Focus on tribology studies of casting aluminium alloys, systems such as AlSi and AlSiCuMg(X) [25–27] are the most studied. In high silicon aluminium alloys, in general, the wear mechanism variates from ductile delamination, abrasive, and brittle delamination to ploughed abrasive wear by increasing the load [28]. Abrasion and oxidation are the dominant wear phenomena in the mild wear regime, but not always. Delamination, adhesion, and severe plastic deformation are the dominant in the severe wear regime in AlSi9Cu3 HPDC alloys [23]. Delamination has been related with the removal of large wear particles through the plastic deformation of the surface layer which occurs by subsurface crack nucleation followed by crack propagation [29,30]. This mechanism is particularly evident at elevated temperatures, where subsurface separation forms transfer layers that adhere and increase the coefficient of friction [31]. Additionally, it has been reported that the wear rate at high temperatures is ten times greater than at room temperature [32]. Under these conditions, a scuffing mechanism can occur, involving severe plastic deformation, material and layer transfer and accumulation. During high temperatures the adhesion between the layers can decrease, facilitating the delamination.
In some works, the wear mechanism changes with temperature from delamination to partial abrasive wear at RT to plastic deformation and oxidative wear (with plastic relaxation mechanisms becoming dominant) over 150 °C [33–36]. In the AlSi9Cu3 alloy, the hardness decreases, and also the mechanical and wear properties, because of the precipitation of different phases [23,24]. The wear rate is much higher at temperatures higher than 150 °C than at RT, but it does not have a linear proportionality with temperature, with a significant increase at about 200 °C. The increase of temperature of the wear test, in AMCs and aluminium alloys promotes higher compactness and higher average resistance of the surface layer, accelerating the oxidation of particles. If a surface layer is formed before the surface layer breakdown, the wear rate is reduced [6]. But if the surface layer is not compacted, the superficial particles are removed, the surface is damaged and delamination occurs, increasing the wear rate [23].
The mild to severe wear transition mechanism has been described by a combination of test variables such as the applied load, counter partner ball material, the sliding speed, and the contact surface temperature. Normally severe wear is related to a massive plastic deformation due to the thermal softening of the alloy and depending on the conditions, the aluminium alloys can work in a non-severe wear condition, controlling the delamination wear [9]. The conditions for obtaining a mild wear mechanism in AlSiCu(Fe) cast alloys have been studied [9,11,12,16, 37–39].

*Materials provided*
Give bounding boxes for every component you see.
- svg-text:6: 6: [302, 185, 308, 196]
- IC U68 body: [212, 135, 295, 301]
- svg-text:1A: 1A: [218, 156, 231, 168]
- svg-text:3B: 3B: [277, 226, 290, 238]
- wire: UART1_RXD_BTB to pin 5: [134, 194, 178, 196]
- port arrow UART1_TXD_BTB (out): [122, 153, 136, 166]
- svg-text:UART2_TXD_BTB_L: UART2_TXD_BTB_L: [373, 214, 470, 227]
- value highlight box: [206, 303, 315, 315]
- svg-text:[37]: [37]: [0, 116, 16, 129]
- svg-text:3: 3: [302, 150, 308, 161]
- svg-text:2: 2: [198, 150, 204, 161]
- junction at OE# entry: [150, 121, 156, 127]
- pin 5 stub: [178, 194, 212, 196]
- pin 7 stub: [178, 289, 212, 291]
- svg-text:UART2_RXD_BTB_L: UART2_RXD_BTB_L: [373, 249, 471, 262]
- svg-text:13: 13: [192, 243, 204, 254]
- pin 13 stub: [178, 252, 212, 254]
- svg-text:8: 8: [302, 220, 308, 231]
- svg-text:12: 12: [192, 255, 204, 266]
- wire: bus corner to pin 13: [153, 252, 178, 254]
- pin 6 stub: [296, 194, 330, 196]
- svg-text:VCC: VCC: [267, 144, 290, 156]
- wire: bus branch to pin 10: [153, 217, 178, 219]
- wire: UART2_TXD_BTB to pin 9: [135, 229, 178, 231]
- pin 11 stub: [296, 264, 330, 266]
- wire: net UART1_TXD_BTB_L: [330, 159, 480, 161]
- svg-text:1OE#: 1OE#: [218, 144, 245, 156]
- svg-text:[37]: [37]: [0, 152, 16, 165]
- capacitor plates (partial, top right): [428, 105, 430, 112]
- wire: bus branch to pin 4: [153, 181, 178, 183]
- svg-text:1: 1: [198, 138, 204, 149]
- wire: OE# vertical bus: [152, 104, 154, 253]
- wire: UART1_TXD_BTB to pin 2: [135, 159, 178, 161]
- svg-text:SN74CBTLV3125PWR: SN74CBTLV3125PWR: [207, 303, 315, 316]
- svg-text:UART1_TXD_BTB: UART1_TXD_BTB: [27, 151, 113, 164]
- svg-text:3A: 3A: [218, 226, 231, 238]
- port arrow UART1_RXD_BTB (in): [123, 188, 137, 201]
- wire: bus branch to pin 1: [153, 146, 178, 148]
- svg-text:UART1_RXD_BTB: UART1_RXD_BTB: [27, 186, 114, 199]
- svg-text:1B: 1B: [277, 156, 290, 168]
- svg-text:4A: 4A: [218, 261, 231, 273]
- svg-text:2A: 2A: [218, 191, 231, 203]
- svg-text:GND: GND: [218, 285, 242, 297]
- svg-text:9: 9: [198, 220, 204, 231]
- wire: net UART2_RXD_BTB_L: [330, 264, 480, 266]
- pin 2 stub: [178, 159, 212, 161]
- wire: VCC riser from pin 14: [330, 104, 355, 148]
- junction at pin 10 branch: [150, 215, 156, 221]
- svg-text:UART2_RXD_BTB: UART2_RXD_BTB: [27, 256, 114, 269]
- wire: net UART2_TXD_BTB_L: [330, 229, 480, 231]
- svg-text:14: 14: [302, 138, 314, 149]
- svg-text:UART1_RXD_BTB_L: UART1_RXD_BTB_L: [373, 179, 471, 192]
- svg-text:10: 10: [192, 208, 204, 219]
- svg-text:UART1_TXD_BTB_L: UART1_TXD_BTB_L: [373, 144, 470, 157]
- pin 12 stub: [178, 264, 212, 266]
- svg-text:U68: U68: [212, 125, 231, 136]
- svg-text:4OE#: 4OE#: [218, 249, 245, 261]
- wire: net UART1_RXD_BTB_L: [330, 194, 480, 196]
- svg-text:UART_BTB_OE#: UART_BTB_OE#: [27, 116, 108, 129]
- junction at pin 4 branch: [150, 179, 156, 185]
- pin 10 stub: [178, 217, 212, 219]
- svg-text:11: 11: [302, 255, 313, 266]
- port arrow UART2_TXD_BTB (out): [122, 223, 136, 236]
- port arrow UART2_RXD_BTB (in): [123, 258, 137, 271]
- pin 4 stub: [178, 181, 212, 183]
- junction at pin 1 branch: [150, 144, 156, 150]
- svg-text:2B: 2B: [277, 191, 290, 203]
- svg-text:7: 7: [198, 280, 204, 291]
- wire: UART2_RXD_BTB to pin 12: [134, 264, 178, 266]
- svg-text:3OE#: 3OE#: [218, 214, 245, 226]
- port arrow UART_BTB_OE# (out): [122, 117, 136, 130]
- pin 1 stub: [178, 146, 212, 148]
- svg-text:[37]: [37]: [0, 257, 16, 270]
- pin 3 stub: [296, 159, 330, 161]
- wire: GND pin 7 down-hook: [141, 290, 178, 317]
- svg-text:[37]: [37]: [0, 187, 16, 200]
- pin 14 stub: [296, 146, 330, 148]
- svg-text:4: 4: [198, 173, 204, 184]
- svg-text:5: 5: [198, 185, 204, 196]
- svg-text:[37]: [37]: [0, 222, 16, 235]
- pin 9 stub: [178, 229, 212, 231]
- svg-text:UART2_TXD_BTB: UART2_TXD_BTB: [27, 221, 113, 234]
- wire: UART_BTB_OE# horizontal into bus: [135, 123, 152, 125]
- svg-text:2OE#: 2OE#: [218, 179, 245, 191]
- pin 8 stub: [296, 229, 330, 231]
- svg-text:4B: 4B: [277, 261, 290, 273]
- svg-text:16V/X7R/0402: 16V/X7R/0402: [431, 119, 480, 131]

*Your tasks*
[A] For the passage on aluminium alloy wear, answer yes or no to whether each statement agrees with it, quoting the words that decide it: (i) the wear rate at high temperatures has been reported as ten times greater than at room temperature; (ii) the wear rate rises in linear proportion to temperature; (iii) abrasion and oxidation are the dominant wear phenomena in the severe wear regime.
[B] Show every line of the listing that contains the word "arrow".
The listing is unrelated to the passage on aluminium alloy wear.

*The solutions*
[A]
(i) Yes: "it has been reported that the wear rate at high temperatures is ten times greater than at room temperature"
(ii) No: "it does not have a linear proportionality with temperature"
(iii) No: "Abrasion and oxidation are the dominant wear phenomena in the mild wear regime"

[B]
- port arrow UART1_TXD_BTB (out): [122, 153, 136, 166]
- port arrow UART1_RXD_BTB (in): [123, 188, 137, 201]
- port arrow UART2_TXD_BTB (out): [122, 223, 136, 236]
- port arrow UART2_RXD_BTB (in): [123, 258, 137, 271]
- port arrow UART_BTB_OE# (out): [122, 117, 136, 130]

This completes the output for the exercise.